- _WHAT IS REQUIRED_: Work through the material below and count the lines holding the word "Singh"; give that count and nothing more.

- _DATA LINES_:
----
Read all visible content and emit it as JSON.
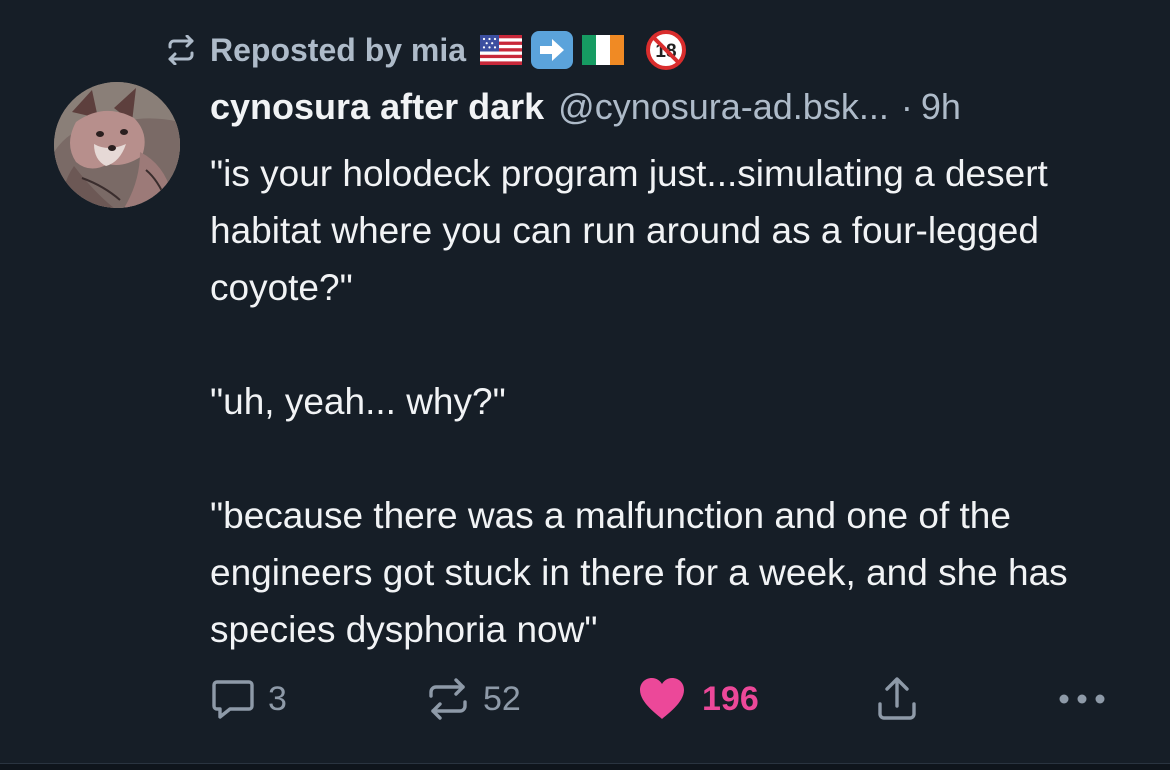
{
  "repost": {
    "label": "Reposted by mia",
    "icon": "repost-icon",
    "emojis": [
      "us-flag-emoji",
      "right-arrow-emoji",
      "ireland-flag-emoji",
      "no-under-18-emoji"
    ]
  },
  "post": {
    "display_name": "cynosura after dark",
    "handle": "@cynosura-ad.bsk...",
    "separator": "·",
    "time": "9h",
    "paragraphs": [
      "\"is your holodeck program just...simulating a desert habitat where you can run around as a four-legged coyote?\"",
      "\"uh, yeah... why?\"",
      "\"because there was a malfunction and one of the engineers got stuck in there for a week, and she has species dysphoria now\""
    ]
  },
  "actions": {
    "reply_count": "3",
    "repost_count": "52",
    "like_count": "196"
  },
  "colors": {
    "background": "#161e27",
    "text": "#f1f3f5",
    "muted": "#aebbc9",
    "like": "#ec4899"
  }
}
----
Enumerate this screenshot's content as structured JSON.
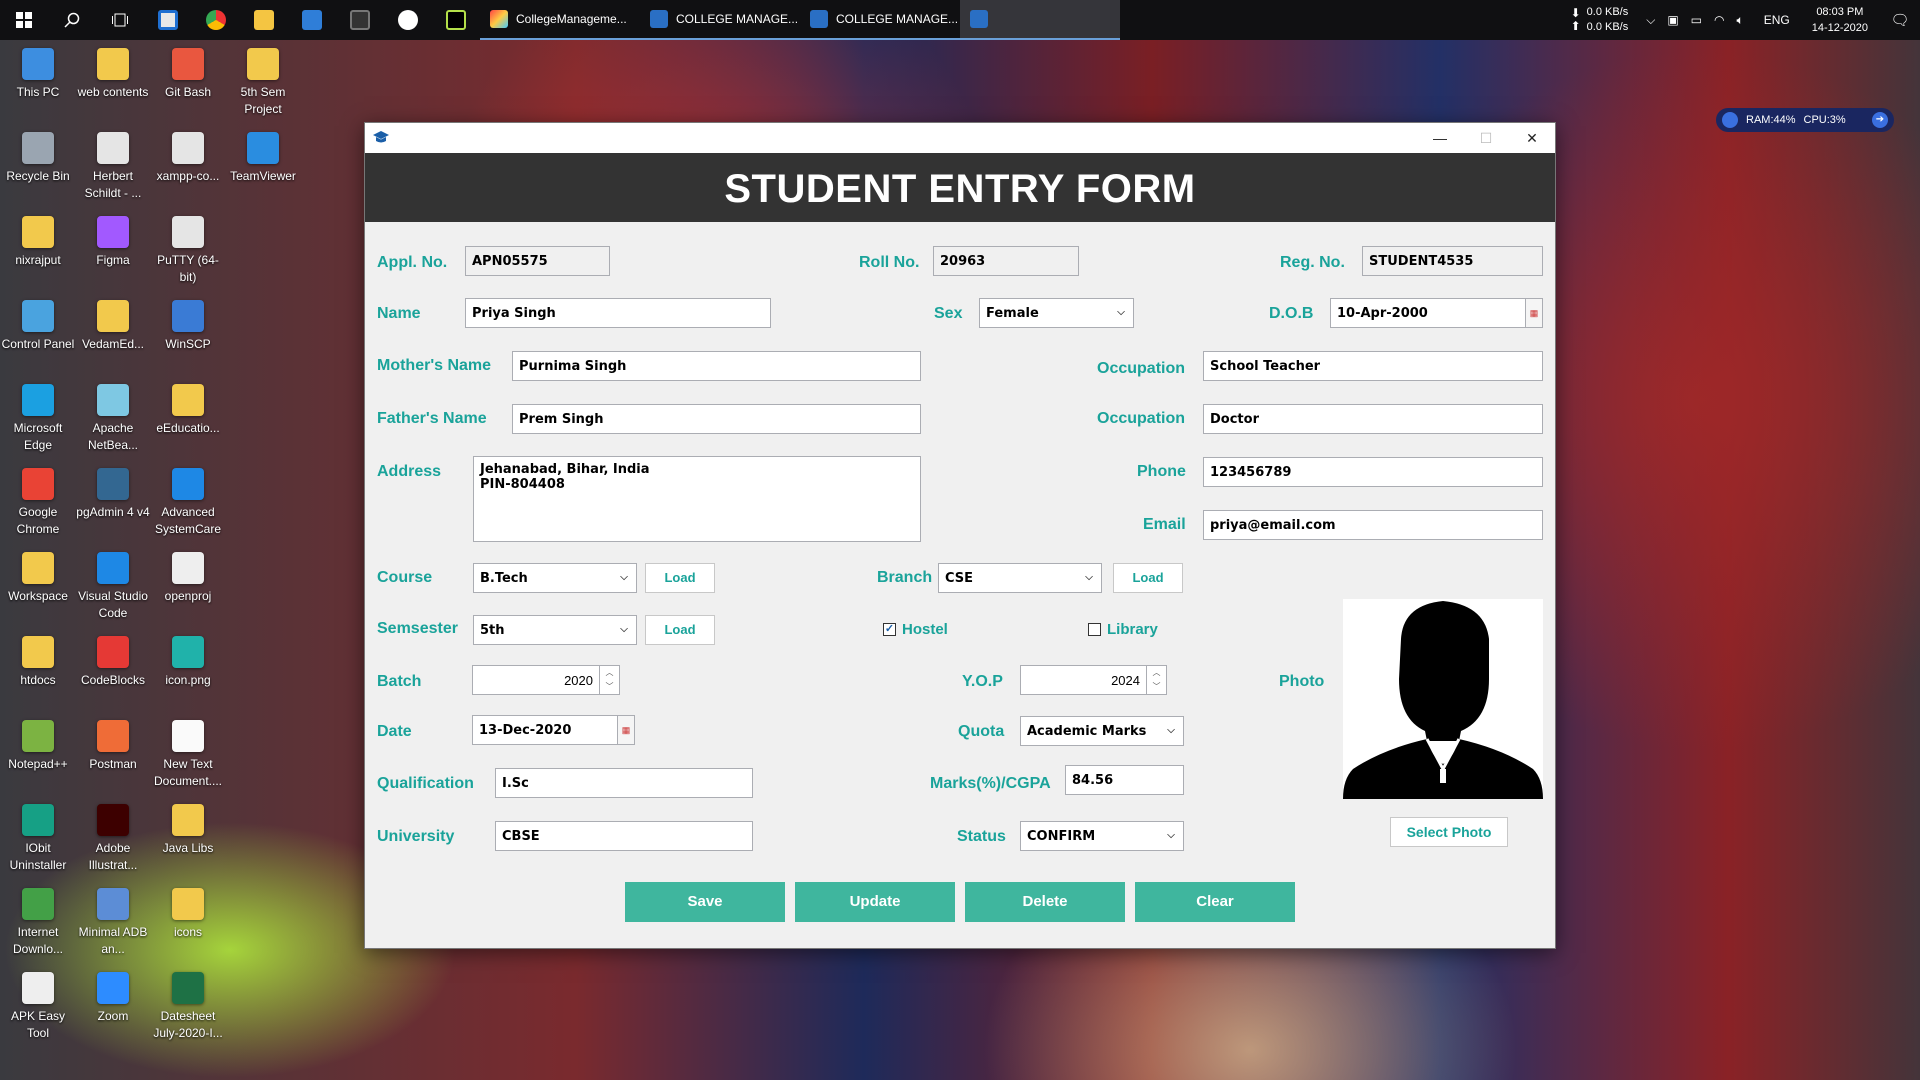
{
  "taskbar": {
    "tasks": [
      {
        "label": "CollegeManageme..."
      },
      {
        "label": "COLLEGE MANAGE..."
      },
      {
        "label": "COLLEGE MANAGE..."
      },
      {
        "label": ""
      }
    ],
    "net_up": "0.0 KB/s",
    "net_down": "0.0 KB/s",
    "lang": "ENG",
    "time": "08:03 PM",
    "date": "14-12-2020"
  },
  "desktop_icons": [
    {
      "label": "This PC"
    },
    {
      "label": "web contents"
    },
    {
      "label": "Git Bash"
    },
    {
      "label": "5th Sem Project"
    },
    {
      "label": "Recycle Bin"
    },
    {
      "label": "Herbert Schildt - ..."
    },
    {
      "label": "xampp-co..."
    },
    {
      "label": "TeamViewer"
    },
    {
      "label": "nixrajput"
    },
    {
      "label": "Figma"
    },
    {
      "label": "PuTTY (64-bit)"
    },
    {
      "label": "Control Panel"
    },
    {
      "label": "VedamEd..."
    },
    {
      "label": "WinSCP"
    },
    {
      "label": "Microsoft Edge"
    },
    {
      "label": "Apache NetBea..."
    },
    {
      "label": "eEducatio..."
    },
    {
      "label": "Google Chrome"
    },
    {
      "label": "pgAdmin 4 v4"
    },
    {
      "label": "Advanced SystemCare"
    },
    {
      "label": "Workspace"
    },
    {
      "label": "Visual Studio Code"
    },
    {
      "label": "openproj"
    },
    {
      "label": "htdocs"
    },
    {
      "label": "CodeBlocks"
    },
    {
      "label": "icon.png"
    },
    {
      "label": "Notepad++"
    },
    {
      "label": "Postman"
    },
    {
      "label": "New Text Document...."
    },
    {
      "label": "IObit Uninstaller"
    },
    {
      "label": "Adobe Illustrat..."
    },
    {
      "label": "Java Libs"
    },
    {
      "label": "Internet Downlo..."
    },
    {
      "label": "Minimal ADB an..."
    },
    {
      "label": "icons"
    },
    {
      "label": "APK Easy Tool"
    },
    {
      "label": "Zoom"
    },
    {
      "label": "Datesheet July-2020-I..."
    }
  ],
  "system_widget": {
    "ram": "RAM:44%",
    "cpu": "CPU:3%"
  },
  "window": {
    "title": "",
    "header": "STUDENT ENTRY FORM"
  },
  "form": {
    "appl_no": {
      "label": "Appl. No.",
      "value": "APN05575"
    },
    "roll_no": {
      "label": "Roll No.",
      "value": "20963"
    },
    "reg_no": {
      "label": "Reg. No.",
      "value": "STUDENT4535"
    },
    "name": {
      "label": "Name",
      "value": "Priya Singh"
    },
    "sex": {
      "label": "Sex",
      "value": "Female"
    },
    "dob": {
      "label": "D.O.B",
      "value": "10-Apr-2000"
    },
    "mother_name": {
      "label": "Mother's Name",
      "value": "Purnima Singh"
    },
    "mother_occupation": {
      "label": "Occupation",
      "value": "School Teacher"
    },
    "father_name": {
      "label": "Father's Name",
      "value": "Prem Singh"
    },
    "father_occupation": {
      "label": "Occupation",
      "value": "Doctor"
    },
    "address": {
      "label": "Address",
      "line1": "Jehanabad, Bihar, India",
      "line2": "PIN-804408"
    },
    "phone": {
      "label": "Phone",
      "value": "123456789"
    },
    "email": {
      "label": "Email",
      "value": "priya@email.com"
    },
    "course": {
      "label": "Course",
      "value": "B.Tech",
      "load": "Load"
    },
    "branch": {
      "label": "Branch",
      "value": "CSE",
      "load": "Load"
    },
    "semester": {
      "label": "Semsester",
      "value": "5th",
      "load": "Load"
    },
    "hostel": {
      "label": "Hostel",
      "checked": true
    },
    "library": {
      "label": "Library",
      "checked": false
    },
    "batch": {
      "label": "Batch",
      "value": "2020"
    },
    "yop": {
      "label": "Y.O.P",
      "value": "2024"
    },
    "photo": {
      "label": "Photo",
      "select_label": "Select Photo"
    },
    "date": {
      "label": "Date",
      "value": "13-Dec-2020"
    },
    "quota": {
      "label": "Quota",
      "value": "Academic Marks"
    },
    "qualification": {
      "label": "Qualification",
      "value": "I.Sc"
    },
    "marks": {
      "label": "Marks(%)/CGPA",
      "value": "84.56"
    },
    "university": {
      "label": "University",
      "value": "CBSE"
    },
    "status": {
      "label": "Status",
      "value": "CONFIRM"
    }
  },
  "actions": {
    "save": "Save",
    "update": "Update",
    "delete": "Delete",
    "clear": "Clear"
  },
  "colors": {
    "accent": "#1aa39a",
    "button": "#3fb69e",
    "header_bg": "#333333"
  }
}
----
- _WORKED SOLUTION_: 3